→ **EXERCISE INPUTS**

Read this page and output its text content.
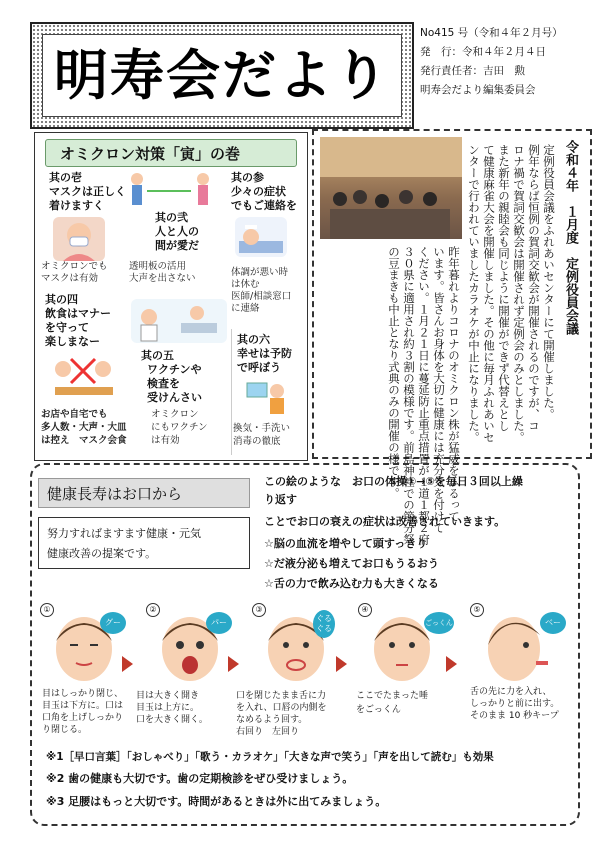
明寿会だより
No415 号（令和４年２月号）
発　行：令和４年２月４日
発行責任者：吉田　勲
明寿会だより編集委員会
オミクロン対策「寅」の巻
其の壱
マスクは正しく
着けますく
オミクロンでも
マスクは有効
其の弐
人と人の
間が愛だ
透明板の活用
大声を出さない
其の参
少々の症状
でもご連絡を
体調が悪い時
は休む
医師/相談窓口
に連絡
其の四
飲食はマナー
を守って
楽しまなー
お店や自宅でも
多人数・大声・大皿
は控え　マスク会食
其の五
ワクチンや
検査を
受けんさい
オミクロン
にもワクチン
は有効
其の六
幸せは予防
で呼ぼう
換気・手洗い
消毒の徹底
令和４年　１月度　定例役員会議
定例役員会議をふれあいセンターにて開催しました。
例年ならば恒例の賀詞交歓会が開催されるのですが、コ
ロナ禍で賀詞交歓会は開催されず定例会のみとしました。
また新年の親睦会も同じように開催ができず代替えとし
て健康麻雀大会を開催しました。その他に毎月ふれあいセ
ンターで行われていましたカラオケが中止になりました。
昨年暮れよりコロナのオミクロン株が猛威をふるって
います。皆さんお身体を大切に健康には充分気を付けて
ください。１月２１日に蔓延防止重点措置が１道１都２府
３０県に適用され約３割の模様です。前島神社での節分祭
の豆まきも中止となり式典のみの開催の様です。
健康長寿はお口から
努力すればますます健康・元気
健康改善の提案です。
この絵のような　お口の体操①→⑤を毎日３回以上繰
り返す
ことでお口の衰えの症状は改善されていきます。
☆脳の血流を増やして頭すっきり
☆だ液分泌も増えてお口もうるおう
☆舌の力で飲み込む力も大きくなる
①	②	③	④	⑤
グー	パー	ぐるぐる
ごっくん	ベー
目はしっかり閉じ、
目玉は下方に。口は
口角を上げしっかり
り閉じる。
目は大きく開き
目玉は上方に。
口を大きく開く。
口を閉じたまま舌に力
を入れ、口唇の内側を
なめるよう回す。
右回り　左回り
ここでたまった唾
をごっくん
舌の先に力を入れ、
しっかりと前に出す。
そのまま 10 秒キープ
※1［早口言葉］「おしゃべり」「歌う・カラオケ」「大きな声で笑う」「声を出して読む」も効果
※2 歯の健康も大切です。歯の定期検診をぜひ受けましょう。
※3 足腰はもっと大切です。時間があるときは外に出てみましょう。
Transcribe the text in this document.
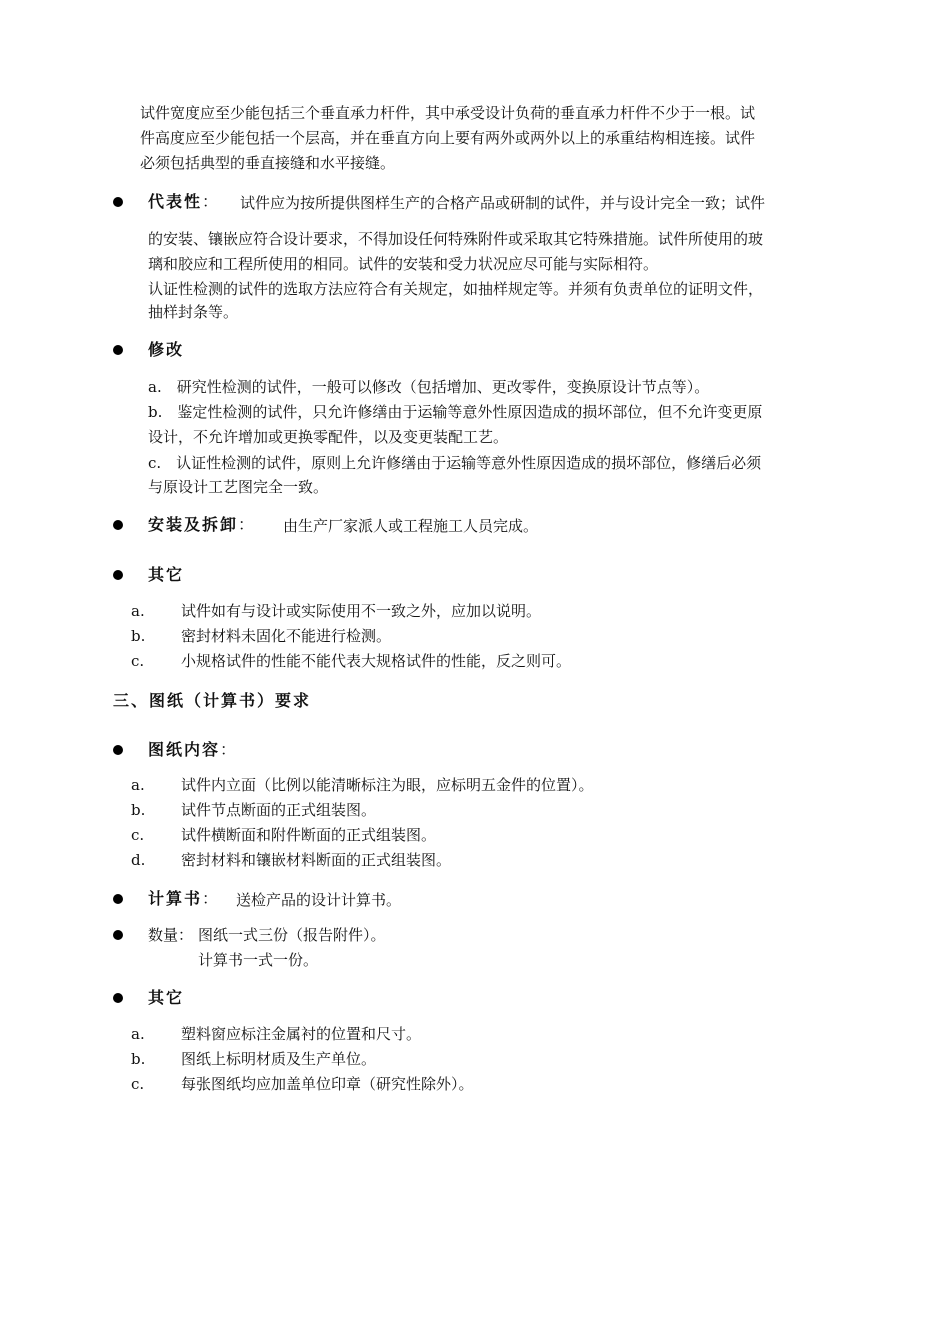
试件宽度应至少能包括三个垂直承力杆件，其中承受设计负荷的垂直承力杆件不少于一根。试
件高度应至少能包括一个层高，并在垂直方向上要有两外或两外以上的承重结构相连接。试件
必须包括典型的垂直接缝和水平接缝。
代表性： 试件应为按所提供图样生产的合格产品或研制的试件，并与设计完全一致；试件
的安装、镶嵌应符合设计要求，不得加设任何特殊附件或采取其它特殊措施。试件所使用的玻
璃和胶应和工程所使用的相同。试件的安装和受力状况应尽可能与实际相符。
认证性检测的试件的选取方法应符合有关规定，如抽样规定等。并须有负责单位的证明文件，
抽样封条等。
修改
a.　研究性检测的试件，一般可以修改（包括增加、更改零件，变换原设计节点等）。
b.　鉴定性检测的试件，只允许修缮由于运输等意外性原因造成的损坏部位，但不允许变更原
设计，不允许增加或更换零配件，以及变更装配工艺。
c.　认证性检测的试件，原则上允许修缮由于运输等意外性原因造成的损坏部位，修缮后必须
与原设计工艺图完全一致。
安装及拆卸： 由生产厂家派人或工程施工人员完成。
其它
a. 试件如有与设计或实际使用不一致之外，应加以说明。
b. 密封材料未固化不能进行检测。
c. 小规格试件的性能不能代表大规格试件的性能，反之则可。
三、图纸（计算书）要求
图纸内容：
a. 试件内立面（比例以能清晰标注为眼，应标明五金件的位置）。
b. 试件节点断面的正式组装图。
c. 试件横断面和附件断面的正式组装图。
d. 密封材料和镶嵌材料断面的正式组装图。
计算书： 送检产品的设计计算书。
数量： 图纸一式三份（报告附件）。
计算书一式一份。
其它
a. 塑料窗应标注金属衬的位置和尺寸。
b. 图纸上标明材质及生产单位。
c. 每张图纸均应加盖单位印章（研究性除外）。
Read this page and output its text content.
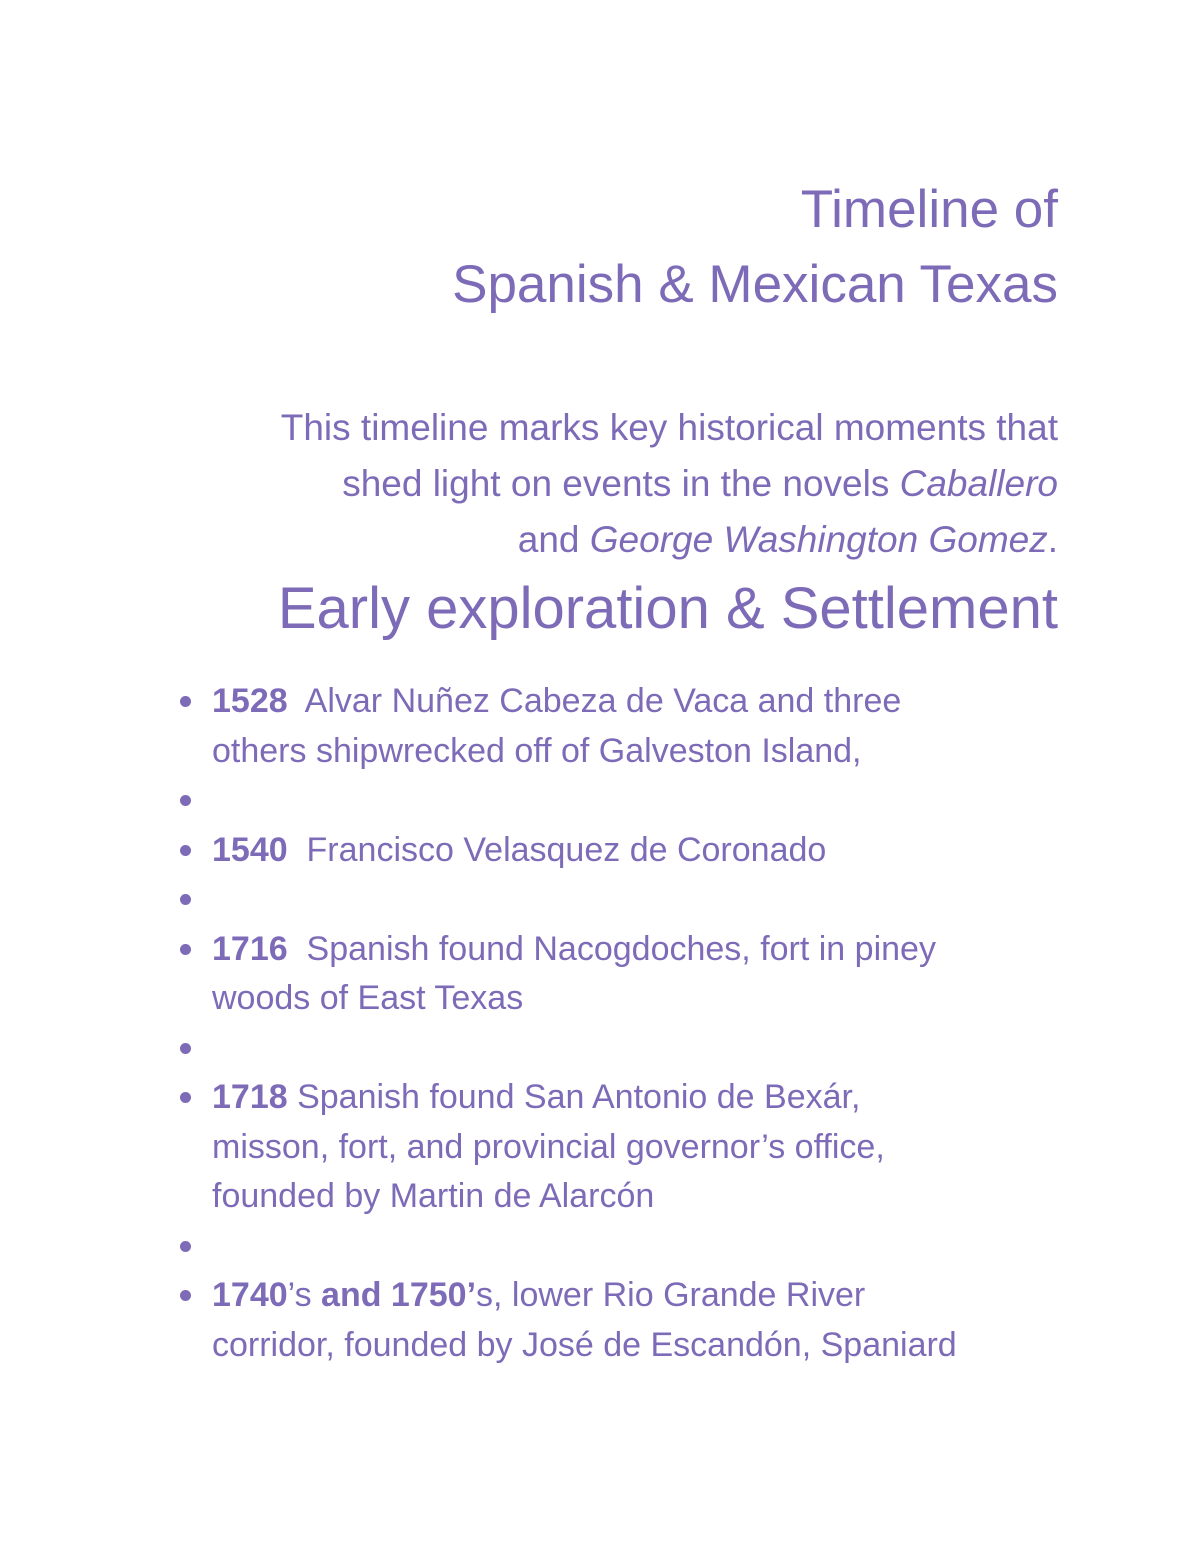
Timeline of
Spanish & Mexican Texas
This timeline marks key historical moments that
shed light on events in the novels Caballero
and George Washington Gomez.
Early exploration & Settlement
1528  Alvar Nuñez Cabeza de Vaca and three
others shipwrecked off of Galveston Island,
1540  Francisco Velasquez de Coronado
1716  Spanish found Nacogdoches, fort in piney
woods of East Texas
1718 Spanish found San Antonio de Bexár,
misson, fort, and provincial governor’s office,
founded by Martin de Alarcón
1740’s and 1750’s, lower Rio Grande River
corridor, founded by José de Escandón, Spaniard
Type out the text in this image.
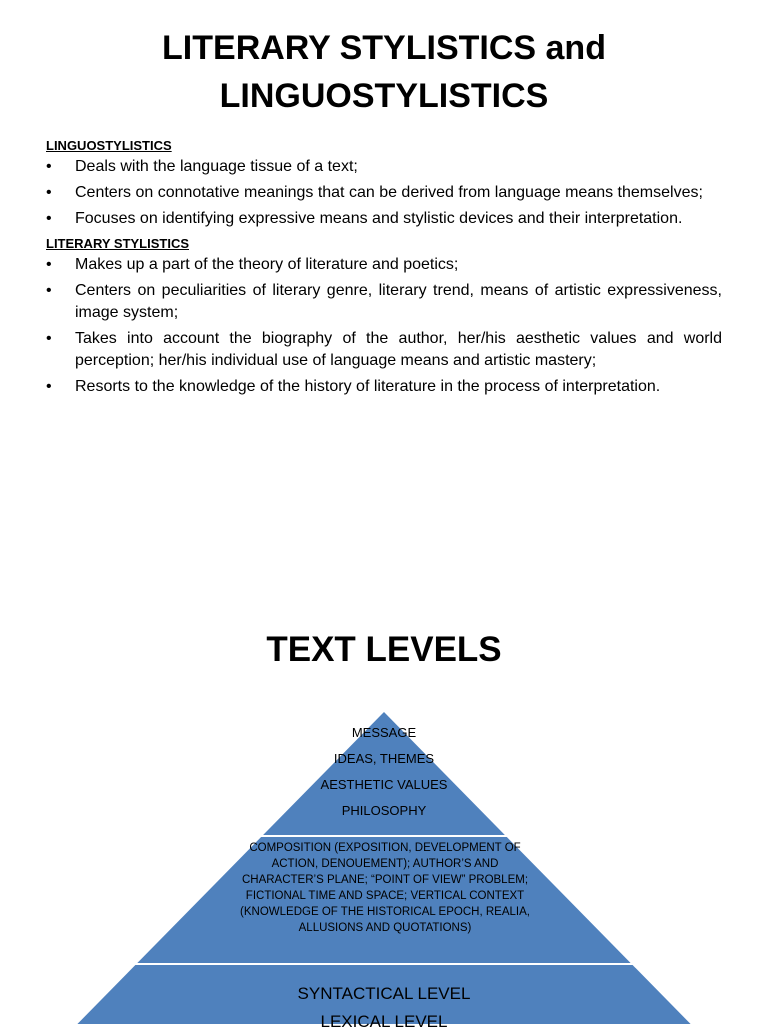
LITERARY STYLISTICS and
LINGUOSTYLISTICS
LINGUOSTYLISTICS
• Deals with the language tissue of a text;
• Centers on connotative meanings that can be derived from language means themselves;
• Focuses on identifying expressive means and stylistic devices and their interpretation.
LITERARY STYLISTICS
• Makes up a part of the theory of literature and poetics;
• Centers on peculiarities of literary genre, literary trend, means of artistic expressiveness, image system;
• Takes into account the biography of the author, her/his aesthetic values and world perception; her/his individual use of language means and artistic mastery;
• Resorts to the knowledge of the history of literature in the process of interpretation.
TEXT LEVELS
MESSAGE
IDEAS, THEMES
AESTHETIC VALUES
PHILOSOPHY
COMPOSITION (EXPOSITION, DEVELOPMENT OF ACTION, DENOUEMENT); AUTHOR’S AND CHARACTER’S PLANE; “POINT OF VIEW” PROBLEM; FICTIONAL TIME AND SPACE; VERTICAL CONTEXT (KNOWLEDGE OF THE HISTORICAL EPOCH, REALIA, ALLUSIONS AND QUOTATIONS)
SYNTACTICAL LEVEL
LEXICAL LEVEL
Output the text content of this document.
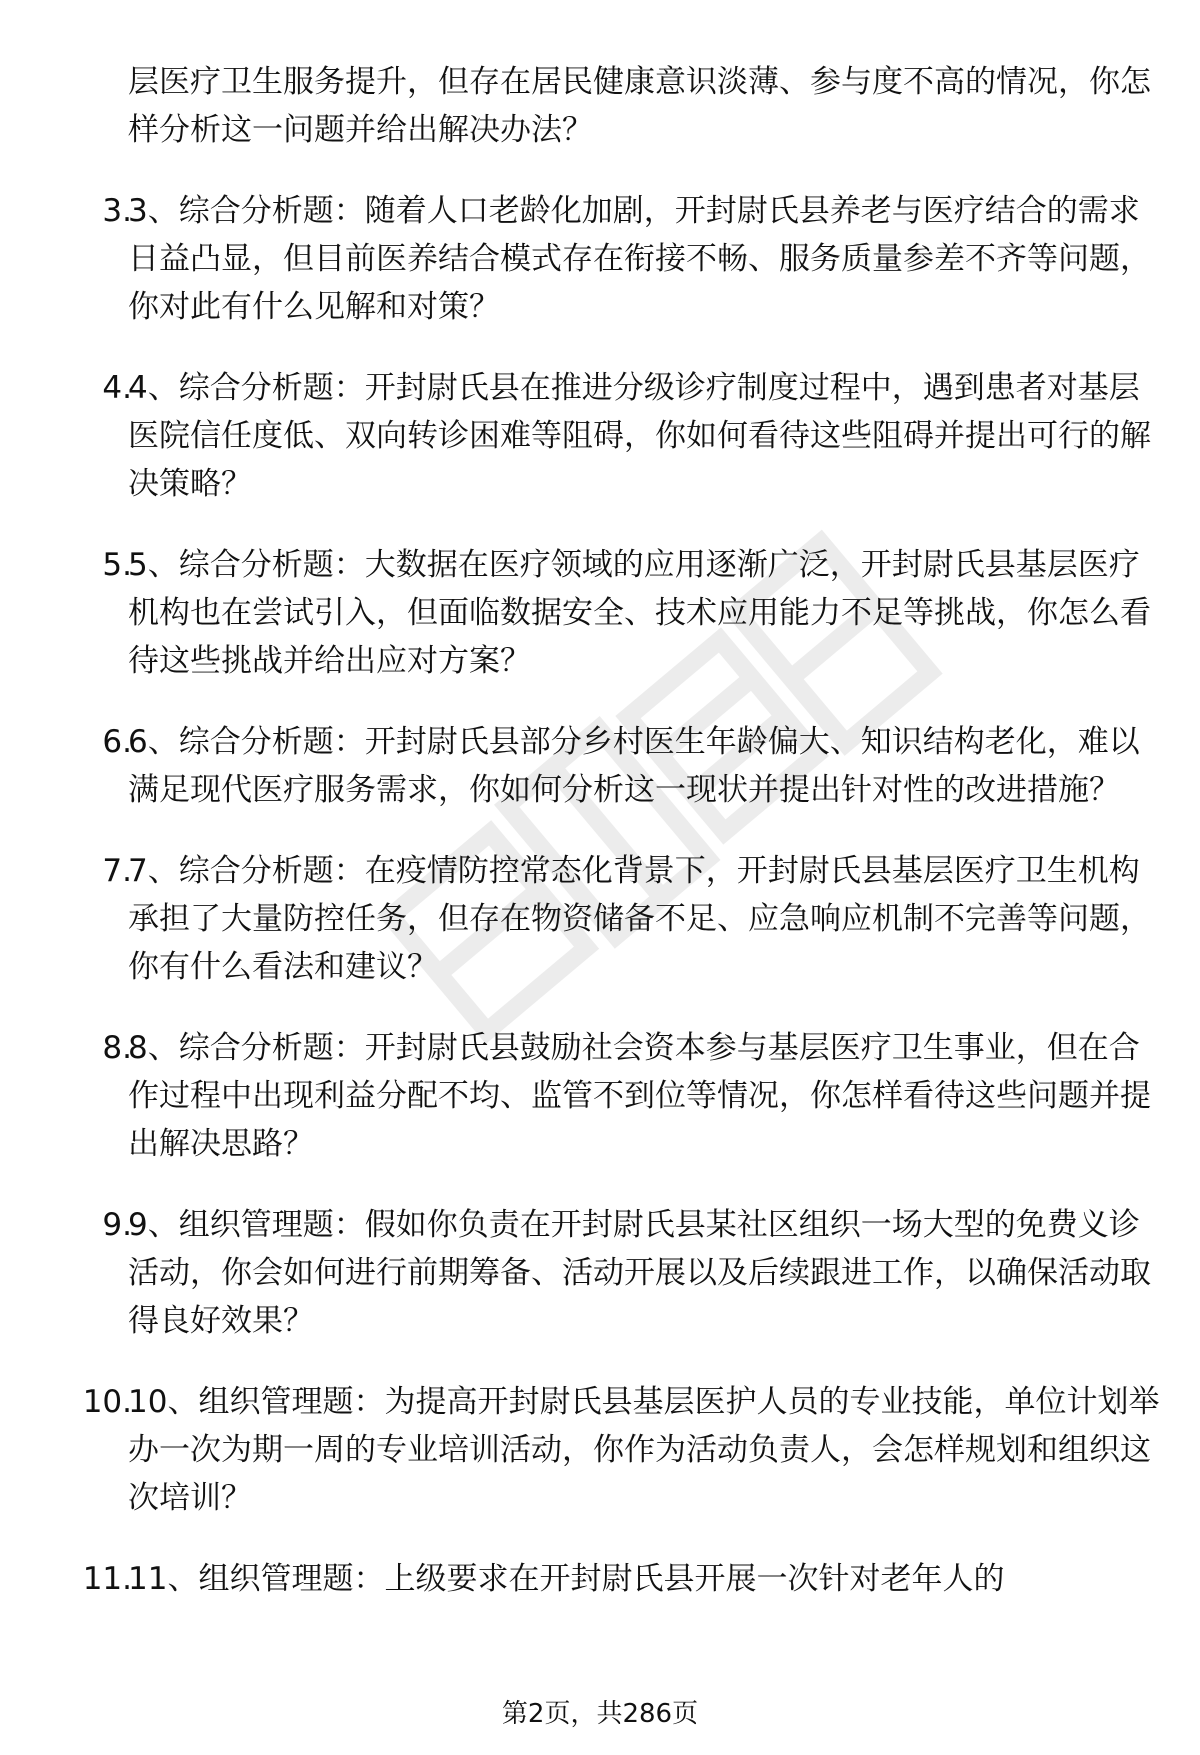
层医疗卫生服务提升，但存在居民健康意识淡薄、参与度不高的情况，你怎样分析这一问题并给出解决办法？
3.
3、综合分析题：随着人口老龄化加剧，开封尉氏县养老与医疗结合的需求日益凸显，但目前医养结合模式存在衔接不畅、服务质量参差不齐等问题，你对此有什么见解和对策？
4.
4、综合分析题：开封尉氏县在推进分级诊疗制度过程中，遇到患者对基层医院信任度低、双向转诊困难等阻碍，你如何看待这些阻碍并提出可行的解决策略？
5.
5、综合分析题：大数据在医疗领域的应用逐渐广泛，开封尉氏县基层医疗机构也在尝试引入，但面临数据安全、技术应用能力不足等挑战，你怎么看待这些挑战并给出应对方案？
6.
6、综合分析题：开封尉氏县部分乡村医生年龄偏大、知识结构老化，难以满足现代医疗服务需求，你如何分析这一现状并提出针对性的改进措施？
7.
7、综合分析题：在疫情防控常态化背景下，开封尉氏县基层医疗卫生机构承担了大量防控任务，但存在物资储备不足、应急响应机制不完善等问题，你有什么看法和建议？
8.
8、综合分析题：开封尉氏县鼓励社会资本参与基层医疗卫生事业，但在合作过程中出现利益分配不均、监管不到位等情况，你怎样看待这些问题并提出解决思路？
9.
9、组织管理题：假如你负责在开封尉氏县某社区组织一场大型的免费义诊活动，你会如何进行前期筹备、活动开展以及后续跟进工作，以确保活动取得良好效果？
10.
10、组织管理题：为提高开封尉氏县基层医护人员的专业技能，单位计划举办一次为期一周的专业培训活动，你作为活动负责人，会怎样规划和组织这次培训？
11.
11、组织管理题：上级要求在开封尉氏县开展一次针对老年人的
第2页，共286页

→ **CHALLENGE**
Filter the records above for lines containing the word "Spanish", and copy those lines.

→ **THE SOLUTION**
Spanish & Mexican Texas
1716  Spanish found Nacogdoches, fort in piney
1718 Spanish found San Antonio de Bexár,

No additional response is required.